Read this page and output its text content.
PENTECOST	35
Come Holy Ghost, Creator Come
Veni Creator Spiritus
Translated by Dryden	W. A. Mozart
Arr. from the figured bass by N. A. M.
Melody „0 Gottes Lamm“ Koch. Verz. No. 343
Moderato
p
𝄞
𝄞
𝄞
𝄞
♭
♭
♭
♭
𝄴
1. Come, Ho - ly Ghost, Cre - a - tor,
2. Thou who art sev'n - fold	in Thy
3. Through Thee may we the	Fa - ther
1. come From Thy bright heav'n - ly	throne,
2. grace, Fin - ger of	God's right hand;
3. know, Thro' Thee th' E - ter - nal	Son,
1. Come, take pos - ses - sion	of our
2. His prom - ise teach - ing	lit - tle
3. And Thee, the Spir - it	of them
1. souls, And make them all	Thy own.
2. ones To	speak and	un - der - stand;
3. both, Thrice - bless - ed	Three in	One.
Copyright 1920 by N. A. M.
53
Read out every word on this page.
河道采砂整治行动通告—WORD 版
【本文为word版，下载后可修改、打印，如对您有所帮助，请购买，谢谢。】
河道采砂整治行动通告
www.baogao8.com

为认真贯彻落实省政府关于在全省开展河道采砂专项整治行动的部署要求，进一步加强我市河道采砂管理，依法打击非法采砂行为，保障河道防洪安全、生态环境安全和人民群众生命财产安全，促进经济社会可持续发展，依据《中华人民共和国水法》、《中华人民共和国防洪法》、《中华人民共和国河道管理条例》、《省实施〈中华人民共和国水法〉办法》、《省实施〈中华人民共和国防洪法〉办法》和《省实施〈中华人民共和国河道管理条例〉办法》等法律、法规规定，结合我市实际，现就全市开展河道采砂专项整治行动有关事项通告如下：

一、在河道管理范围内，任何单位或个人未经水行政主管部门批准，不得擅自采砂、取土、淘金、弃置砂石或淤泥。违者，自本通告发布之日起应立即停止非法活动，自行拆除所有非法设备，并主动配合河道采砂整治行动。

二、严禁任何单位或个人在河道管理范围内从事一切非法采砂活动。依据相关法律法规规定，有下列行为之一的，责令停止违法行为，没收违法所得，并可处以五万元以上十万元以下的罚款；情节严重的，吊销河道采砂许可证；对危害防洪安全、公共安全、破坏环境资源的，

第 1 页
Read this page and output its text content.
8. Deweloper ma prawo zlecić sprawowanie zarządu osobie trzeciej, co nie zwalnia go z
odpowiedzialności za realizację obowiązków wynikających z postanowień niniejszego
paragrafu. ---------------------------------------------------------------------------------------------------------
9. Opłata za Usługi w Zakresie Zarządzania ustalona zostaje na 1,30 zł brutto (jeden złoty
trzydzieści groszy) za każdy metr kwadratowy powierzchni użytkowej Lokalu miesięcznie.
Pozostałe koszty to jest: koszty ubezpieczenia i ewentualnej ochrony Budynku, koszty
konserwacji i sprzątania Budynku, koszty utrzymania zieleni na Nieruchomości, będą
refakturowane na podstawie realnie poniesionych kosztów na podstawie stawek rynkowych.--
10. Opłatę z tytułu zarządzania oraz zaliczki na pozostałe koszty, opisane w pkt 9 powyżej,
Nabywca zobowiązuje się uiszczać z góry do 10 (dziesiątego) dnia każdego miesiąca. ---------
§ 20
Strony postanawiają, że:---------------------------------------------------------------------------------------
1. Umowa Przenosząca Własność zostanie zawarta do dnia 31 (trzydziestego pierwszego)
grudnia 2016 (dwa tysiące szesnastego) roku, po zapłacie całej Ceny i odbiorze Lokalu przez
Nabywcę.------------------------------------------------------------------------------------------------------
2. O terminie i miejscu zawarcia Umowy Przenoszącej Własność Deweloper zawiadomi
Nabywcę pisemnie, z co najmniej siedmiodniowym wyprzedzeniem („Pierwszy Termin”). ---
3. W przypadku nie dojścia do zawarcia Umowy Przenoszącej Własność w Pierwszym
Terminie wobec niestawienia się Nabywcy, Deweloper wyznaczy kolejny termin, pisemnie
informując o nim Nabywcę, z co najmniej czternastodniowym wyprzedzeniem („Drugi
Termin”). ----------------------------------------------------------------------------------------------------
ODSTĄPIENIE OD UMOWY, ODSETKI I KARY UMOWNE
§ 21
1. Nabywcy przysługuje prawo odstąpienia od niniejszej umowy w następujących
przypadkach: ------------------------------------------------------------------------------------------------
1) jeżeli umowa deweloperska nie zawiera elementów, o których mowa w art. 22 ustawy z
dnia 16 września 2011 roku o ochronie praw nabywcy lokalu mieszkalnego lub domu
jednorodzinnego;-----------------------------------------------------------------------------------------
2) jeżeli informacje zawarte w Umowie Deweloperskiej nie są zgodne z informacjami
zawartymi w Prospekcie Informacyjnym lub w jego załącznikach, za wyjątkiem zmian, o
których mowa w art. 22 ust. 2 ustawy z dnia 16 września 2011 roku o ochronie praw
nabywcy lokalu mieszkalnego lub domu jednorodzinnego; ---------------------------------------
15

WHAT TO DO: Extract all of the data exactly as written.

OUTPUT FOR THIS EXERCISE:
Read this page and output its text content.
PENTECOST	35
Come Holy Ghost, Creator Come
Veni Creator Spiritus
Translated by Dryden	W. A. Mozart
Arr. from the figured bass by N. A. M.
Melody „0 Gottes Lamm“ Koch. Verz. No. 343
Moderato
p
𝄞
𝄞
𝄞
𝄞
♭
♭
♭
♭
𝄴
1. Come, Ho - ly Ghost, Cre - a - tor,
2. Thou who art sev'n - fold	in Thy
3. Through Thee may we the	Fa - ther
1. come From Thy bright heav'n - ly	throne,
2. grace, Fin - ger of	God's right hand;
3. know, Thro' Thee th' E - ter - nal	Son,
1. Come, take pos - ses - sion	of our
2. His prom - ise teach - ing	lit - tle
3. And Thee, the Spir - it	of them
1. souls, And make them all	Thy own.
2. ones To	speak and	un - der - stand;
3. both, Thrice - bless - ed	Three in	One.
Copyright 1920 by N. A. M.
53
Read out every word on this page.
河道采砂整治行动通告—WORD 版
【本文为word版，下载后可修改、打印，如对您有所帮助，请购买，谢谢。】
河道采砂整治行动通告
www.baogao8.com

为认真贯彻落实省政府关于在全省开展河道采砂专项整治行动的部署要求，进一步加强我市河道采砂管理，依法打击非法采砂行为，保障河道防洪安全、生态环境安全和人民群众生命财产安全，促进经济社会可持续发展，依据《中华人民共和国水法》、《中华人民共和国防洪法》、《中华人民共和国河道管理条例》、《省实施〈中华人民共和国水法〉办法》、《省实施〈中华人民共和国防洪法〉办法》和《省实施〈中华人民共和国河道管理条例〉办法》等法律、法规规定，结合我市实际，现就全市开展河道采砂专项整治行动有关事项通告如下：

一、在河道管理范围内，任何单位或个人未经水行政主管部门批准，不得擅自采砂、取土、淘金、弃置砂石或淤泥。违者，自本通告发布之日起应立即停止非法活动，自行拆除所有非法设备，并主动配合河道采砂整治行动。

二、严禁任何单位或个人在河道管理范围内从事一切非法采砂活动。依据相关法律法规规定，有下列行为之一的，责令停止违法行为，没收违法所得，并可处以五万元以上十万元以下的罚款；情节严重的，吊销河道采砂许可证；对危害防洪安全、公共安全、破坏环境资源的，

第 1 页
Read this page and output its text content.
8. Deweloper ma prawo zlecić sprawowanie zarządu osobie trzeciej, co nie zwalnia go z
odpowiedzialności za realizację obowiązków wynikających z postanowień niniejszego
paragrafu. ---------------------------------------------------------------------------------------------------------
9. Opłata za Usługi w Zakresie Zarządzania ustalona zostaje na 1,30 zł brutto (jeden złoty
trzydzieści groszy) za każdy metr kwadratowy powierzchni użytkowej Lokalu miesięcznie.
Pozostałe koszty to jest: koszty ubezpieczenia i ewentualnej ochrony Budynku, koszty
konserwacji i sprzątania Budynku, koszty utrzymania zieleni na Nieruchomości, będą
refakturowane na podstawie realnie poniesionych kosztów na podstawie stawek rynkowych.--
10. Opłatę z tytułu zarządzania oraz zaliczki na pozostałe koszty, opisane w pkt 9 powyżej,
Nabywca zobowiązuje się uiszczać z góry do 10 (dziesiątego) dnia każdego miesiąca. ---------
§ 20
Strony postanawiają, że:---------------------------------------------------------------------------------------
1. Umowa Przenosząca Własność zostanie zawarta do dnia 31 (trzydziestego pierwszego)
grudnia 2016 (dwa tysiące szesnastego) roku, po zapłacie całej Ceny i odbiorze Lokalu przez
Nabywcę.------------------------------------------------------------------------------------------------------
2. O terminie i miejscu zawarcia Umowy Przenoszącej Własność Deweloper zawiadomi
Nabywcę pisemnie, z co najmniej siedmiodniowym wyprzedzeniem („Pierwszy Termin”). ---
3. W przypadku nie dojścia do zawarcia Umowy Przenoszącej Własność w Pierwszym
Terminie wobec niestawienia się Nabywcy, Deweloper wyznaczy kolejny termin, pisemnie
informując o nim Nabywcę, z co najmniej czternastodniowym wyprzedzeniem („Drugi
Termin”). ----------------------------------------------------------------------------------------------------
ODSTĄPIENIE OD UMOWY, ODSETKI I KARY UMOWNE
§ 21
1. Nabywcy przysługuje prawo odstąpienia od niniejszej umowy w następujących
przypadkach: ------------------------------------------------------------------------------------------------
1) jeżeli umowa deweloperska nie zawiera elementów, o których mowa w art. 22 ustawy z
dnia 16 września 2011 roku o ochronie praw nabywcy lokalu mieszkalnego lub domu
jednorodzinnego;-----------------------------------------------------------------------------------------
2) jeżeli informacje zawarte w Umowie Deweloperskiej nie są zgodne z informacjami
zawartymi w Prospekcie Informacyjnym lub w jego załącznikach, za wyjątkiem zmian, o
których mowa w art. 22 ust. 2 ustawy z dnia 16 września 2011 roku o ochronie praw
nabywcy lokalu mieszkalnego lub domu jednorodzinnego; ---------------------------------------
15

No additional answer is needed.